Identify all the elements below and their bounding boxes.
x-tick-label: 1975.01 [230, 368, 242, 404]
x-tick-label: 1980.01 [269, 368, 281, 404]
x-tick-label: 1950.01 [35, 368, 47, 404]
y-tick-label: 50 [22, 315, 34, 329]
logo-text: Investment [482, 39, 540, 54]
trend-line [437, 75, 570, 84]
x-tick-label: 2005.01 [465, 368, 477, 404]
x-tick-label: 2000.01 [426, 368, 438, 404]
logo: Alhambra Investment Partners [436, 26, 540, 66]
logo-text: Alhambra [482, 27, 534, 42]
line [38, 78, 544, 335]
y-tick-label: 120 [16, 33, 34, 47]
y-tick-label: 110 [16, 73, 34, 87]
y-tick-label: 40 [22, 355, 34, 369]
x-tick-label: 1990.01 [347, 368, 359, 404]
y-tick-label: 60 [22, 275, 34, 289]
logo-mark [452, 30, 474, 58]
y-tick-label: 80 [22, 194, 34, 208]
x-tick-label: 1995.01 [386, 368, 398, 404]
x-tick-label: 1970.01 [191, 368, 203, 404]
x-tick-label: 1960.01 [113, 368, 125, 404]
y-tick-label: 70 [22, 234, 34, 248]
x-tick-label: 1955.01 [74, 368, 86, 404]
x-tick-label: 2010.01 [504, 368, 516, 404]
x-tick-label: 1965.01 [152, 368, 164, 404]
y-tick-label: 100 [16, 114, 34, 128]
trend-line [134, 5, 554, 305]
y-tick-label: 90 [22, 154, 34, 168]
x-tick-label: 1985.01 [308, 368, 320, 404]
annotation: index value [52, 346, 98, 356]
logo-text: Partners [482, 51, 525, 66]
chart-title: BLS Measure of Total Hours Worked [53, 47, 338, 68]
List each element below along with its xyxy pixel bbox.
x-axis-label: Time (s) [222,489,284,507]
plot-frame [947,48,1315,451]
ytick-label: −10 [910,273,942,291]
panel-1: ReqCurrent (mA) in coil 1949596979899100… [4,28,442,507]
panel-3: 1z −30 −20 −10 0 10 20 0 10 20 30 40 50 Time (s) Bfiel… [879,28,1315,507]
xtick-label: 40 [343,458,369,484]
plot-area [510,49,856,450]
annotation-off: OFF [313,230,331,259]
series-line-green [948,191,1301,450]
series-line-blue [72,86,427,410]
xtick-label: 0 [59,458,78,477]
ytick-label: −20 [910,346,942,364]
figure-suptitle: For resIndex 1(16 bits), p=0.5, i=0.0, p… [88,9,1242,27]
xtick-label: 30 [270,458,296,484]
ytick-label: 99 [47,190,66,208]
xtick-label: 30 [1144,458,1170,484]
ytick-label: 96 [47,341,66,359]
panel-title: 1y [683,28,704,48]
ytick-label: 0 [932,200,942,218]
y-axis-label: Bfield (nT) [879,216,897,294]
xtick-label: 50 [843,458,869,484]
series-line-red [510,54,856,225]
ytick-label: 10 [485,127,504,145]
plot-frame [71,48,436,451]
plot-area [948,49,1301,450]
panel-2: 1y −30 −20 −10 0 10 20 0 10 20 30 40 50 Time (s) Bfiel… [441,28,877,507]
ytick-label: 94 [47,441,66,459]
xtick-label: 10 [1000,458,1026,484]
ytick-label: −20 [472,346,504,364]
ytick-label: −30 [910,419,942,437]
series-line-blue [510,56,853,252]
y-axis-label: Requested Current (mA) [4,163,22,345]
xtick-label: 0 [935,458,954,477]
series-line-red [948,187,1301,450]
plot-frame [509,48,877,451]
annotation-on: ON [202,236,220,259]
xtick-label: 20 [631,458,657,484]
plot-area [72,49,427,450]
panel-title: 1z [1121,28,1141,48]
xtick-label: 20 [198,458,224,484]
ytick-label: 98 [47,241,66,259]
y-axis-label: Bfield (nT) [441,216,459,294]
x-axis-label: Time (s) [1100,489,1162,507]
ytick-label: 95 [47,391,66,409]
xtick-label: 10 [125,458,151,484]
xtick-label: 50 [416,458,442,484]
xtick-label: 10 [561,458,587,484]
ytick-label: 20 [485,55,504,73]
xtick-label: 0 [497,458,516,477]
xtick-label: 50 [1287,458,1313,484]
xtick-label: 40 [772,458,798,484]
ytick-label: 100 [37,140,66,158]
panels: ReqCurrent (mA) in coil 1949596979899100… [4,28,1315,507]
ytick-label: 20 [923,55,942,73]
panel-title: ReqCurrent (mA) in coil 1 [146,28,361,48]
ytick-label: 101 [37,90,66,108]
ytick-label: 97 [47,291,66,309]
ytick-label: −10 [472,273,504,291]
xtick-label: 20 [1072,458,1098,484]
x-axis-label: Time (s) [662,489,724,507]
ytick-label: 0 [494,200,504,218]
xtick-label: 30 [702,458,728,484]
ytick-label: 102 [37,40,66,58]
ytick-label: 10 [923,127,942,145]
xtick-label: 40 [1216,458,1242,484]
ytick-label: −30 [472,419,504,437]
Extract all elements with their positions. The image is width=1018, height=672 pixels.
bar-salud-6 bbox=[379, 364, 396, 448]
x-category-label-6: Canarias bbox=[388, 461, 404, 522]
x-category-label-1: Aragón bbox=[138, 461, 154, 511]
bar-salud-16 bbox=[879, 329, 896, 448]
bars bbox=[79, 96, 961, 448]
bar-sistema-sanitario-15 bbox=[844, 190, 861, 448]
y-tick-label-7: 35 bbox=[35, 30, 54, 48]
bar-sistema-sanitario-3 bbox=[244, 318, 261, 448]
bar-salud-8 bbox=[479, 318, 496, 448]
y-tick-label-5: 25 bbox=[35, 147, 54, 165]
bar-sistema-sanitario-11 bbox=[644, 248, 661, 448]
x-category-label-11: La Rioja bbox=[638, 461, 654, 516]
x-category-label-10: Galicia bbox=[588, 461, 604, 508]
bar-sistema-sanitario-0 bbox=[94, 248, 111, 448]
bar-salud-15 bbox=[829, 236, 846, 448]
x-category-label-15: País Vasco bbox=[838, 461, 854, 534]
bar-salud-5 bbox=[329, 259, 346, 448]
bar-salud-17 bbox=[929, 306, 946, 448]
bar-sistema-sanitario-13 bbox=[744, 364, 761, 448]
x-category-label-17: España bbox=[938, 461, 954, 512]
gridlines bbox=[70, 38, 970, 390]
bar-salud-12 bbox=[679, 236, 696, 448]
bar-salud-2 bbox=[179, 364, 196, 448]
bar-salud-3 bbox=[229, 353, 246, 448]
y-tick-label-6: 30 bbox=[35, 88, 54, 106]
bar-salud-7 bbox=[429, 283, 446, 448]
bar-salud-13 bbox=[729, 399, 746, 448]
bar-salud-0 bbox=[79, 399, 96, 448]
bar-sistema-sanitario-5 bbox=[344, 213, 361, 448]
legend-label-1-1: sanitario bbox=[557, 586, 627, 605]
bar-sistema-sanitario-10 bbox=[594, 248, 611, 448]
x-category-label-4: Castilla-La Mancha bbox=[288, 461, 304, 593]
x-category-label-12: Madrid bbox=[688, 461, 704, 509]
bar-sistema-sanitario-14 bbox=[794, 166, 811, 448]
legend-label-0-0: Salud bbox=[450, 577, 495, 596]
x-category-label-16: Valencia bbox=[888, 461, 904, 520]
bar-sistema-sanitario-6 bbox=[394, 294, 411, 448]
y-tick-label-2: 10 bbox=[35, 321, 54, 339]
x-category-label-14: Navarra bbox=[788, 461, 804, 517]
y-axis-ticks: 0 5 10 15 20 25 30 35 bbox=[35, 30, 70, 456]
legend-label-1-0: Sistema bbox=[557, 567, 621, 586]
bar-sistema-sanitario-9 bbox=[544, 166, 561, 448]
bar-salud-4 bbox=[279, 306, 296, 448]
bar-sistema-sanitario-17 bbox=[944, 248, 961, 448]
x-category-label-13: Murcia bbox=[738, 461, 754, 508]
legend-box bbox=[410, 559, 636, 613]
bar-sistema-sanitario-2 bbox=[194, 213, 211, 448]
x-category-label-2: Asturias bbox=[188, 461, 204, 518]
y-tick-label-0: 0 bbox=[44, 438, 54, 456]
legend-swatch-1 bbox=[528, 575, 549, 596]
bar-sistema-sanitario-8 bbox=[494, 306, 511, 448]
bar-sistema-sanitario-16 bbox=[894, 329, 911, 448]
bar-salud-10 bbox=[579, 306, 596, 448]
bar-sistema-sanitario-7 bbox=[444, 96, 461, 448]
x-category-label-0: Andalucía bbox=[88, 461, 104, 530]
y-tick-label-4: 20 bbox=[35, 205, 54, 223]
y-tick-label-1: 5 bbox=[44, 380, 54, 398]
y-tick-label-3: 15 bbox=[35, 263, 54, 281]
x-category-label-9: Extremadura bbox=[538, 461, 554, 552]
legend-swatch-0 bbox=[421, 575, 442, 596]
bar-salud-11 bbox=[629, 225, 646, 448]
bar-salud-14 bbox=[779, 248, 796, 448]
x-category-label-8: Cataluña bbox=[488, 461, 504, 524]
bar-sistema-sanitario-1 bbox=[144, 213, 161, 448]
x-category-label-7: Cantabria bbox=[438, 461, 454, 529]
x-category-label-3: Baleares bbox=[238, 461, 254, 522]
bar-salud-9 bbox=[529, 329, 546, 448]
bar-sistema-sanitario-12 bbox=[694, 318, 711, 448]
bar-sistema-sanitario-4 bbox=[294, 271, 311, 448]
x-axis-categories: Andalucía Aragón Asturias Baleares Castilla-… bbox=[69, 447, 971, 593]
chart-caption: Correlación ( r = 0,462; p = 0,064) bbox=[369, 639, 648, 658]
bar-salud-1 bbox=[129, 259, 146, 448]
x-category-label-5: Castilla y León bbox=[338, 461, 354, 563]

▶ Problem to work on: Rewrite the records from the first line through the line containing "x-tick-label: 1965.01 [152, 368, 164, 404]", both included, replacing "logo-text" with "logo-caption" and leaving all else unchanged.

▶ Reply:
Identify all the elements below and their bounding boxes.
x-tick-label: 1975.01 [230, 368, 242, 404]
x-tick-label: 1980.01 [269, 368, 281, 404]
x-tick-label: 1950.01 [35, 368, 47, 404]
y-tick-label: 50 [22, 315, 34, 329]
logo-caption: Investment [482, 39, 540, 54]
trend-line [437, 75, 570, 84]
x-tick-label: 2005.01 [465, 368, 477, 404]
x-tick-label: 2000.01 [426, 368, 438, 404]
logo: Alhambra Investment Partners [436, 26, 540, 66]
logo-caption: Alhambra [482, 27, 534, 42]
line [38, 78, 544, 335]
y-tick-label: 120 [16, 33, 34, 47]
y-tick-label: 110 [16, 73, 34, 87]
y-tick-label: 40 [22, 355, 34, 369]
x-tick-label: 1990.01 [347, 368, 359, 404]
y-tick-label: 60 [22, 275, 34, 289]
logo-mark [452, 30, 474, 58]
y-tick-label: 80 [22, 194, 34, 208]
x-tick-label: 1995.01 [386, 368, 398, 404]
x-tick-label: 1970.01 [191, 368, 203, 404]
x-tick-label: 1960.01 [113, 368, 125, 404]
y-tick-label: 70 [22, 234, 34, 248]
x-tick-label: 1955.01 [74, 368, 86, 404]
x-tick-label: 2010.01 [504, 368, 516, 404]
x-tick-label: 1965.01 [152, 368, 164, 404]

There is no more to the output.